**Passage shown:**
- Russian: У них есть Родина
- Directed by: Aleksandr Faintsimmer; Vladimir Legoshin;
- Written by: Sergey Mikhalkov
- Starring: Natasha Zashchipina; Lyonya Kotov; Pavel Kadochnikov; Vera Maretskaya; Vsevolod Sanayev;
- Cinematography: Aleksandr Gintsburg
- Music by: Aram Khachaturian
- Release date: 1949;
- Running time: 83 minutes
- Country: Soviet Union
- Language: Russian

= They Have a Motherland =

They Have a Motherland (У них есть Родина) is a 1949 Soviet World War II film directed by Aleksandr Faintsimmer and Vladimir Legoshin. It is based on a play by Sergey Mikhalkov.

== Plot ==
The film tells about the representatives of Soviet intelligence, who are trying to find in West Germany an orphanage with Soviet children, which is under the supervision of British intelligence.

**Instruction 1:** In the listing, quote everything from the line containing "table-row: 1860 86" down to the line containing "value-cell: 15: [847, 1019, 955, 1049]", both lines included, word for word.

**Region annotation listing:**

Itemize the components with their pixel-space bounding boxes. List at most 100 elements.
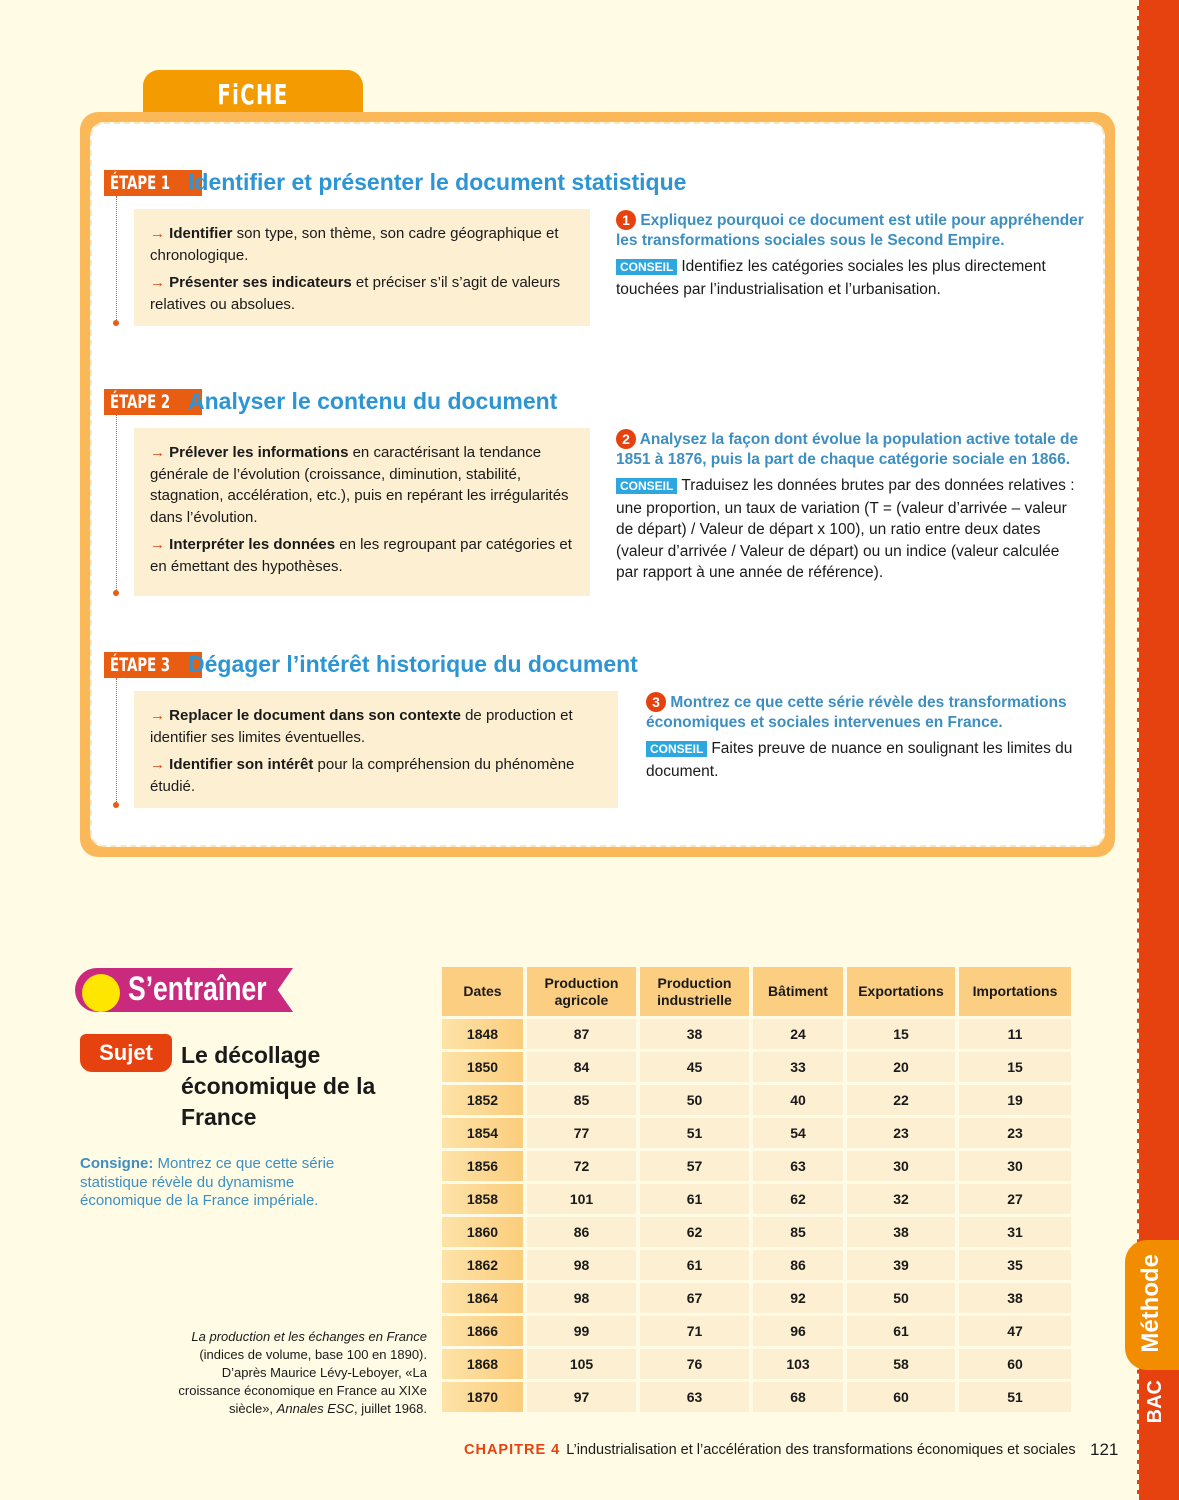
table-row: 1860 86 62 85 38 31: [442, 1217, 1071, 1247]
step-title: Identifier et présenter le document stat…: [188, 169, 687, 195]
date-cell: 1858: [442, 1184, 523, 1214]
question-block: 3 Montrez ce que cette série révèle des …: [646, 692, 1085, 782]
value-cell: 103: [753, 1349, 843, 1379]
table-row: 1870 97 63 68 60 51: [442, 1382, 1071, 1412]
value-cell: 39: [847, 1250, 955, 1280]
value-cell: 63: [753, 1151, 843, 1181]
value-cell: 27: [959, 1184, 1071, 1214]
value-cell: 96: [753, 1316, 843, 1346]
value-cell: 30: [959, 1151, 1071, 1181]
value-cell: 47: [959, 1316, 1071, 1346]
value-cell: 15: [847, 1019, 955, 1049]
conseil-badge: CONSEIL: [646, 741, 708, 757]
arrow-icon: →: [150, 756, 165, 773]
value-cell: 105: [527, 1349, 636, 1379]
question-block: 1 Expliquez pourquoi ce document est uti…: [616, 210, 1085, 300]
value-cell: 77: [527, 1118, 636, 1148]
value-cell: 38: [847, 1217, 955, 1247]
question: 2 Analysez la façon dont évolue la popul…: [616, 429, 1079, 468]
etape-badge: ÉTAPE 3: [104, 652, 202, 678]
question: 3 Montrez ce que cette série révèle des …: [646, 692, 1067, 731]
value-cell: 58: [847, 1349, 955, 1379]
data-table: Dates Production agricole Production indus…: [438, 964, 1075, 1415]
timeline-dot: [113, 590, 119, 596]
value-cell: 85: [753, 1217, 843, 1247]
yellow-dot-icon: [82, 974, 120, 1012]
table-row: 1848 87 38 24 15 11: [442, 1019, 1071, 1049]
footer: CHAPITRE 4 L’industrialisation et l’accél…: [464, 1442, 1076, 1458]
value-cell: 60: [847, 1382, 955, 1412]
methode-tab[interactable]: Méthode: [1125, 1240, 1179, 1370]
table-row: 1858 101 61 62 32 27: [442, 1184, 1071, 1214]
value-cell: 30: [847, 1151, 955, 1181]
date-cell: 1870: [442, 1382, 523, 1412]
value-cell: 11: [959, 1019, 1071, 1049]
advice: CONSEIL Identifiez les catégories sociale…: [616, 258, 1046, 298]
timeline-dot: [113, 320, 119, 326]
value-cell: 51: [640, 1118, 749, 1148]
etape-badge: ÉTAPE 2: [104, 389, 202, 415]
value-cell: 38: [640, 1019, 749, 1049]
date-cell: 1854: [442, 1118, 523, 1148]
value-cell: 98: [527, 1283, 636, 1313]
value-cell: 45: [640, 1052, 749, 1082]
sujet-badge: Sujet: [80, 1034, 172, 1072]
date-cell: 1856: [442, 1151, 523, 1181]
timeline-line: [116, 196, 117, 320]
table-row: 1864 98 67 92 50 38: [442, 1283, 1071, 1313]
table-row: 1856 72 57 63 30 30: [442, 1151, 1071, 1181]
arrow-icon: →: [150, 707, 165, 724]
table-row: 1854 77 51 54 23 23: [442, 1118, 1071, 1148]
method-point: → Interpréter les données en les regroup…: [150, 536, 572, 575]
date-cell: 1864: [442, 1283, 523, 1313]
table-row: 1868 105 76 103 58 60: [442, 1349, 1071, 1379]
subject-title: Le décollage économique de la France: [181, 1042, 376, 1130]
value-cell: 33: [753, 1052, 843, 1082]
value-cell: 19: [959, 1085, 1071, 1115]
method-points: → Prélever les informations en caractéri…: [134, 428, 590, 596]
table-row: 1862 98 61 86 39 35: [442, 1250, 1071, 1280]
fiche-methode-tab: FiCHE MÉTHODE: [143, 70, 363, 161]
timeline-line: [116, 415, 117, 590]
method-point: → Identifier son type, son thème, son ca…: [150, 225, 559, 264]
value-cell: 62: [640, 1217, 749, 1247]
question-number: 3: [646, 692, 666, 712]
value-cell: 50: [640, 1085, 749, 1115]
table-row: 1866 99 71 96 61 47: [442, 1316, 1071, 1346]
method-points: → Replacer le document dans son contexte…: [134, 691, 618, 808]
date-cell: 1860: [442, 1217, 523, 1247]
table-row: 1850 84 45 33 20 15: [442, 1052, 1071, 1082]
column-header: Importations: [959, 967, 1071, 1016]
date-cell: 1848: [442, 1019, 523, 1049]
method-point: → Identifier son intérêt pour la compréh…: [150, 756, 575, 795]
value-cell: 50: [847, 1283, 955, 1313]
column-header: Production agricole: [527, 967, 636, 1016]
value-cell: 22: [847, 1085, 955, 1115]
date-cell: 1862: [442, 1250, 523, 1280]
question-number: 2: [616, 429, 636, 449]
value-cell: 85: [527, 1085, 636, 1115]
value-cell: 68: [753, 1382, 843, 1412]
value-cell: 72: [527, 1151, 636, 1181]
value-cell: 57: [640, 1151, 749, 1181]
question: 1 Expliquez pourquoi ce document est uti…: [616, 210, 1084, 249]
value-cell: 61: [640, 1250, 749, 1280]
value-cell: 15: [959, 1052, 1071, 1082]
method-point: → Replacer le document dans son contexte…: [150, 707, 573, 746]
value-cell: 23: [847, 1118, 955, 1148]
column-header: Exportations: [847, 967, 955, 1016]
arrow-icon: →: [150, 274, 165, 291]
value-cell: 40: [753, 1085, 843, 1115]
value-cell: 60: [959, 1349, 1071, 1379]
value-cell: 51: [959, 1382, 1071, 1412]
value-cell: 32: [847, 1184, 955, 1214]
date-cell: 1850: [442, 1052, 523, 1082]
value-cell: 61: [640, 1184, 749, 1214]
methode-label: Méthode: [1137, 1254, 1164, 1353]
value-cell: 38: [959, 1283, 1071, 1313]
etape-badge: ÉTAPE 1: [104, 170, 202, 196]
bac-label: BAC: [1144, 1380, 1166, 1424]
arrow-icon: →: [150, 444, 165, 461]
value-cell: 31: [959, 1217, 1071, 1247]
value-cell: 20: [847, 1052, 955, 1082]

**Instruction 2:** Print everything in the entry on They Have a Motherland from "They Have a Motherland (У" down to "by Sergey Mikhalkov.", keeping the wording unchanged.

**Solution 1:**
table-row: 1860 86 62 85 38 31: [442, 1217, 1071, 1247]
step-title: Identifier et présenter le document stat…: [188, 169, 687, 195]
date-cell: 1858: [442, 1184, 523, 1214]
question-block: 3 Montrez ce que cette série révèle des …: [646, 692, 1085, 782]
value-cell: 103: [753, 1349, 843, 1379]
table-row: 1870 97 63 68 60 51: [442, 1382, 1071, 1412]
value-cell: 39: [847, 1250, 955, 1280]
value-cell: 63: [753, 1151, 843, 1181]
value-cell: 27: [959, 1184, 1071, 1214]
value-cell: 96: [753, 1316, 843, 1346]
value-cell: 30: [959, 1151, 1071, 1181]
value-cell: 47: [959, 1316, 1071, 1346]
value-cell: 15: [847, 1019, 955, 1049]

**Solution 2:**
They Have a Motherland (У них есть Родина) is a 1949 Soviet World War II film directed by Aleksandr Faintsimmer and Vladimir Legoshin. It is based on a play by Sergey Mikhalkov.